**What the task asks**
Copy each line exactly. Leave nothing out.

**Raw records**

┄┄┄┄┄┄

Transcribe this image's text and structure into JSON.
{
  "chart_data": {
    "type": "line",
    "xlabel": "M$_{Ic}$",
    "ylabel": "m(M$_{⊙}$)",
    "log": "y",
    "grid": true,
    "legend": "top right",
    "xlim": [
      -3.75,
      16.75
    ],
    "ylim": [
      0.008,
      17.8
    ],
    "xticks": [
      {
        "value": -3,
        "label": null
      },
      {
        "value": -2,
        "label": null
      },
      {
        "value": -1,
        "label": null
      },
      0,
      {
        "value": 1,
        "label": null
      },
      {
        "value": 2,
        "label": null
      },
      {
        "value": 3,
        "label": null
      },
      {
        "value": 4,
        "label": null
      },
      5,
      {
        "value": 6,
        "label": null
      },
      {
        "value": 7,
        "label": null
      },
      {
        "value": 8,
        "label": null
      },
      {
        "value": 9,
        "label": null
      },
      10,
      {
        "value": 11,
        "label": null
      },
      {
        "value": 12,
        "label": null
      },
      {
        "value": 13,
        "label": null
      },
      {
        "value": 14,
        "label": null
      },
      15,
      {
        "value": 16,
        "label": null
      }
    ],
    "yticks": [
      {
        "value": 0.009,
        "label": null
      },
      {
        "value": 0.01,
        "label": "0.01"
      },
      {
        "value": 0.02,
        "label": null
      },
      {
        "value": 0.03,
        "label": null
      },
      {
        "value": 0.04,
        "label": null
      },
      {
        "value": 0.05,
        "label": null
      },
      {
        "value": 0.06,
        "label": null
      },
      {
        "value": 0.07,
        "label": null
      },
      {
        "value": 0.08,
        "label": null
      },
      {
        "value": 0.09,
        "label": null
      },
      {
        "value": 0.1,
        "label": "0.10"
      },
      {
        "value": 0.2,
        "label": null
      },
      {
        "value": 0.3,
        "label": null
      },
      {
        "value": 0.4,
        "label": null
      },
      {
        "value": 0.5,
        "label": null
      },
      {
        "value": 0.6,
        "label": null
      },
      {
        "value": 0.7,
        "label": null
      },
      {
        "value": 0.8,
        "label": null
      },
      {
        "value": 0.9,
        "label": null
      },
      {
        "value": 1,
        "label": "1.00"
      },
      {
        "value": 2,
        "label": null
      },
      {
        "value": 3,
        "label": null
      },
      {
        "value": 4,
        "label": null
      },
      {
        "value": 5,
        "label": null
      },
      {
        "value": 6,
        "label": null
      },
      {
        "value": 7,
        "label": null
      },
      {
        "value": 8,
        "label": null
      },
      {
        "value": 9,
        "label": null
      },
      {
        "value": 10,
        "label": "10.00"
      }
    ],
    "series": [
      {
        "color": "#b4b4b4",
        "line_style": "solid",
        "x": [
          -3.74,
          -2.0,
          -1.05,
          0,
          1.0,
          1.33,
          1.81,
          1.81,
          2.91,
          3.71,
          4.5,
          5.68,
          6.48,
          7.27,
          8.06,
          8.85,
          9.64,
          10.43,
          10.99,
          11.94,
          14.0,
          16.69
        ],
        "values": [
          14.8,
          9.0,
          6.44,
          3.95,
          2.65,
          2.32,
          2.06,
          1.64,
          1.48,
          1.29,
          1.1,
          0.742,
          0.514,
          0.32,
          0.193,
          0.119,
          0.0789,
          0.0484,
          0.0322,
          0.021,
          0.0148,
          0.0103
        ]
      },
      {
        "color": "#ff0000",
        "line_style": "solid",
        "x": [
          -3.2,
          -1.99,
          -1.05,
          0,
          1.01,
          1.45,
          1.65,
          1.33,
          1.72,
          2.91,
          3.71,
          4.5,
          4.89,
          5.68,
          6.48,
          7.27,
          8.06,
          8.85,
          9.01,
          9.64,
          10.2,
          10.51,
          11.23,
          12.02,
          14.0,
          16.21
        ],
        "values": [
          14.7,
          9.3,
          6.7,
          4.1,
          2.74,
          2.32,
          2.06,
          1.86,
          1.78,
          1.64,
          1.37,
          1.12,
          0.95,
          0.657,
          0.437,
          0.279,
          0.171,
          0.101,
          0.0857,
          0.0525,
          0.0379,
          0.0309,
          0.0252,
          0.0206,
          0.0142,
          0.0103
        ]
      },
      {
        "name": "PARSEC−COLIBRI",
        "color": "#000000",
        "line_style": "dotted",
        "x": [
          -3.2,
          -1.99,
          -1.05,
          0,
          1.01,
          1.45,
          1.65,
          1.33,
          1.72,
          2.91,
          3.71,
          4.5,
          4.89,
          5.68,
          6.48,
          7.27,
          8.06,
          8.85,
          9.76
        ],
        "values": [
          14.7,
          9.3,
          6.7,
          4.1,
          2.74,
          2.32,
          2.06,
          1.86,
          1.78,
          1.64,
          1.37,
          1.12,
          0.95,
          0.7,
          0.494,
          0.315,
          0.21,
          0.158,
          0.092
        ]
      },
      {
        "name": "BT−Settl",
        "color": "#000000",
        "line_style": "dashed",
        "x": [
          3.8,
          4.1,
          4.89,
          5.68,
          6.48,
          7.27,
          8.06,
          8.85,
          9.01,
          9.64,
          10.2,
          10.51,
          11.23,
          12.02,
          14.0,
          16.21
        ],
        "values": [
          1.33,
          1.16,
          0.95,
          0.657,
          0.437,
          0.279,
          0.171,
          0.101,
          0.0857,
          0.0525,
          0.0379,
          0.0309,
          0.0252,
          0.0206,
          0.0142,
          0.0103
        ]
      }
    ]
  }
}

┄┄┄┄┄┄

**Solution for this task**
Transcribe this image's text and structure into JSON.
{
  "chart_data": {
    "type": "line",
    "xlabel": "M$_{Ic}$",
    "ylabel": "m(M$_{⊙}$)",
    "log": "y",
    "grid": true,
    "legend": "top right",
    "xlim": [
      -3.75,
      16.75
    ],
    "ylim": [
      0.008,
      17.8
    ],
    "xticks": [
      {
        "value": -3,
        "label": null
      },
      {
        "value": -2,
        "label": null
      },
      {
        "value": -1,
        "label": null
      },
      0,
      {
        "value": 1,
        "label": null
      },
      {
        "value": 2,
        "label": null
      },
      {
        "value": 3,
        "label": null
      },
      {
        "value": 4,
        "label": null
      },
      5,
      {
        "value": 6,
        "label": null
      },
      {
        "value": 7,
        "label": null
      },
      {
        "value": 8,
        "label": null
      },
      {
        "value": 9,
        "label": null
      },
      10,
      {
        "value": 11,
        "label": null
      },
      {
        "value": 12,
        "label": null
      },
      {
        "value": 13,
        "label": null
      },
      {
        "value": 14,
        "label": null
      },
      15,
      {
        "value": 16,
        "label": null
      }
    ],
    "yticks": [
      {
        "value": 0.009,
        "label": null
      },
      {
        "value": 0.01,
        "label": "0.01"
      },
      {
        "value": 0.02,
        "label": null
      },
      {
        "value": 0.03,
        "label": null
      },
      {
        "value": 0.04,
        "label": null
      },
      {
        "value": 0.05,
        "label": null
      },
      {
        "value": 0.06,
        "label": null
      },
      {
        "value": 0.07,
        "label": null
      },
      {
        "value": 0.08,
        "label": null
      },
      {
        "value": 0.09,
        "label": null
      },
      {
        "value": 0.1,
        "label": "0.10"
      },
      {
        "value": 0.2,
        "label": null
      },
      {
        "value": 0.3,
        "label": null
      },
      {
        "value": 0.4,
        "label": null
      },
      {
        "value": 0.5,
        "label": null
      },
      {
        "value": 0.6,
        "label": null
      },
      {
        "value": 0.7,
        "label": null
      },
      {
        "value": 0.8,
        "label": null
      },
      {
        "value": 0.9,
        "label": null
      },
      {
        "value": 1,
        "label": "1.00"
      },
      {
        "value": 2,
        "label": null
      },
      {
        "value": 3,
        "label": null
      },
      {
        "value": 4,
        "label": null
      },
      {
        "value": 5,
        "label": null
      },
      {
        "value": 6,
        "label": null
      },
      {
        "value": 7,
        "label": null
      },
      {
        "value": 8,
        "label": null
      },
      {
        "value": 9,
        "label": null
      },
      {
        "value": 10,
        "label": "10.00"
      }
    ],
    "series": [
      {
        "color": "#b4b4b4",
        "line_style": "solid",
        "x": [
          -3.74,
          -2.0,
          -1.05,
          0,
          1.0,
          1.33,
          1.81,
          1.81,
          2.91,
          3.71,
          4.5,
          5.68,
          6.48,
          7.27,
          8.06,
          8.85,
          9.64,
          10.43,
          10.99,
          11.94,
          14.0,
          16.69
        ],
        "values": [
          14.8,
          9.0,
          6.44,
          3.95,
          2.65,
          2.32,
          2.06,
          1.64,
          1.48,
          1.29,
          1.1,
          0.742,
          0.514,
          0.32,
          0.193,
          0.119,
          0.0789,
          0.0484,
          0.0322,
          0.021,
          0.0148,
          0.0103
        ]
      },
      {
        "color": "#ff0000",
        "line_style": "solid",
        "x": [
          -3.2,
          -1.99,
          -1.05,
          0,
          1.01,
          1.45,
          1.65,
          1.33,
          1.72,
          2.91,
          3.71,
          4.5,
          4.89,
          5.68,
          6.48,
          7.27,
          8.06,
          8.85,
          9.01,
          9.64,
          10.2,
          10.51,
          11.23,
          12.02,
          14.0,
          16.21
        ],
        "values": [
          14.7,
          9.3,
          6.7,
          4.1,
          2.74,
          2.32,
          2.06,
          1.86,
          1.78,
          1.64,
          1.37,
          1.12,
          0.95,
          0.657,
          0.437,
          0.279,
          0.171,
          0.101,
          0.0857,
          0.0525,
          0.0379,
          0.0309,
          0.0252,
          0.0206,
          0.0142,
          0.0103
        ]
      },
      {
        "name": "PARSEC−COLIBRI",
        "color": "#000000",
        "line_style": "dotted",
        "x": [
          -3.2,
          -1.99,
          -1.05,
          0,
          1.01,
          1.45,
          1.65,
          1.33,
          1.72,
          2.91,
          3.71,
          4.5,
          4.89,
          5.68,
          6.48,
          7.27,
          8.06,
          8.85,
          9.76
        ],
        "values": [
          14.7,
          9.3,
          6.7,
          4.1,
          2.74,
          2.32,
          2.06,
          1.86,
          1.78,
          1.64,
          1.37,
          1.12,
          0.95,
          0.7,
          0.494,
          0.315,
          0.21,
          0.158,
          0.092
        ]
      },
      {
        "name": "BT−Settl",
        "color": "#000000",
        "line_style": "dashed",
        "x": [
          3.8,
          4.1,
          4.89,
          5.68,
          6.48,
          7.27,
          8.06,
          8.85,
          9.01,
          9.64,
          10.2,
          10.51,
          11.23,
          12.02,
          14.0,
          16.21
        ],
        "values": [
          1.33,
          1.16,
          0.95,
          0.657,
          0.437,
          0.279,
          0.171,
          0.101,
          0.0857,
          0.0525,
          0.0379,
          0.0309,
          0.0252,
          0.0206,
          0.0142,
          0.0103
        ]
      }
    ]
  }
}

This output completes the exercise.